Hi Chris, thank you for having me.

This is exciting. Just so everybody knows, this season four I’m interviewing people I know. And I’ve known you for 11 years now. You started at, it wasn’t Pixis when you got there, it was Verivo. We had already rebranded, so that was the 2011 – 2012 timeframe. And then we both ended up leaving there, going places, and ended up back at Perfecto and spent a number of years at Perfecto Mobile, three or so years there. 

Then I got to Acrolinx and I thought that you came here with me. It took a bit to realize that it was in fact your twin sister. 

I sent her instead!

I thought it was you, but as it turned out it was Mariana, but here we are. I’m excited for this conversation. We haven’t talked in a bit and I’m looking forward to uncovering some wisdom from you today. Let’s jump right into the quick start. What’s the best and most successful content campaign that you’ve used or been a part of?

One of my best and most successful campaigns was one that we did a couple years ago called “Technical Debt: The Enemy of Innovators.” Different from anything I’d done before, full stack, out of the box thinking, so it was really cool.

And the worst?

The worst, it wasn’t anything disastrous by any means, but just something we learned a lot from, was this annual survey report that we do. We go out and survey 2,090 leaders in our space and focus on the “problem du jour,” if you will. And something interesting happened along the way because demand gen started to lead the process and we lost sight of the whole purpose of that content piece, which is thought leadership and PR. It was a little bit of a lesson in what happens when you’re so myopically focused on creating something to just put behind a form to get leads in your funnel.

Interesting angle. Out of the two, which one did you learn most from? It sounds probably like the bad one.

Well, so I know that’s typically what people say. But I’ll go against the grain here and actually say “Technical Debt: The Enemy of Innovators” is the one that I learned the most from because of a bunch of things. We hadn’t done it before, we were doing things for the very first time and had to learn, but we landed it and we landed it really well. And it had all the elements of thought leadership and what the annual report was actually supposed to do, this one had. So I would say that one.

So how do you know, and I know you know the answer to this question, but it’s a leading question: How do you know it was the best? What were you measuring with that campaign that showed you that?

I think one of the things that was so great about that campaign is that it had all the elements of great thought leadership. Where you’re not just talking about your product and why it’s so great, you’re really focusing on this larger issue in the market.

#### EXERCISE REQUIREMENTS
1. Translate this sentence from the interview into Spanish: "I think one of the things that was so great about that campaign is that it had all the elements of great thought leadership."
2. Retype everything in the interview from "So how do you" down to "showed you that?".

#### COLLECTED MATERIAL
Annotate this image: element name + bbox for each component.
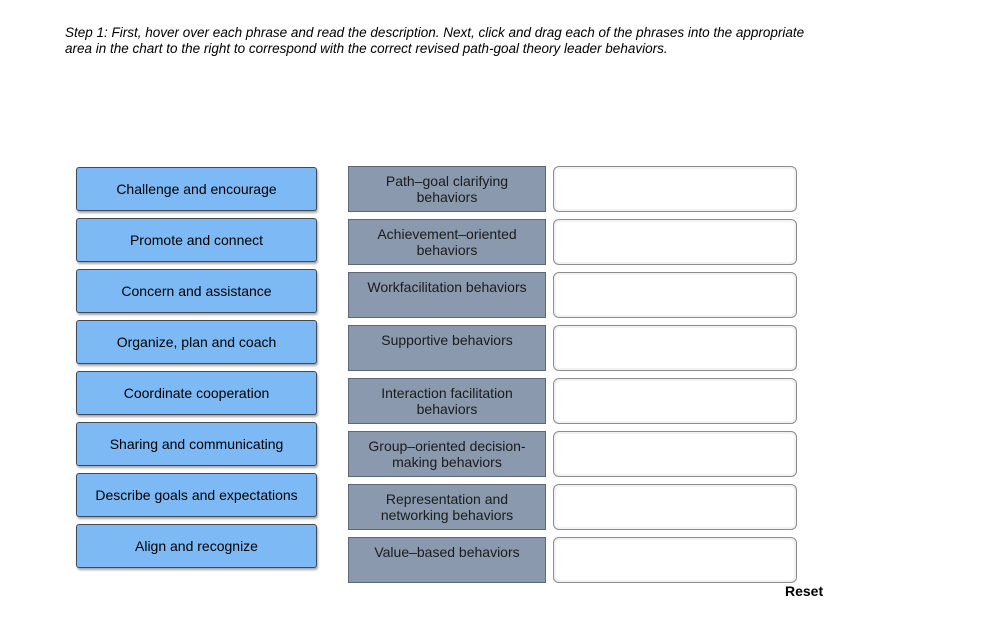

#### SOLUTIONS TO THE EXERCISE
1. Creo que una de las cosas que hicieron tan buena esa campaña es que tenía todos los elementos de un excelente liderazgo de opinión.

2.
So how do you know, and I know you know the answer to this question, but it’s a leading question: How do you know it was the best? What were you measuring with that campaign that showed you that?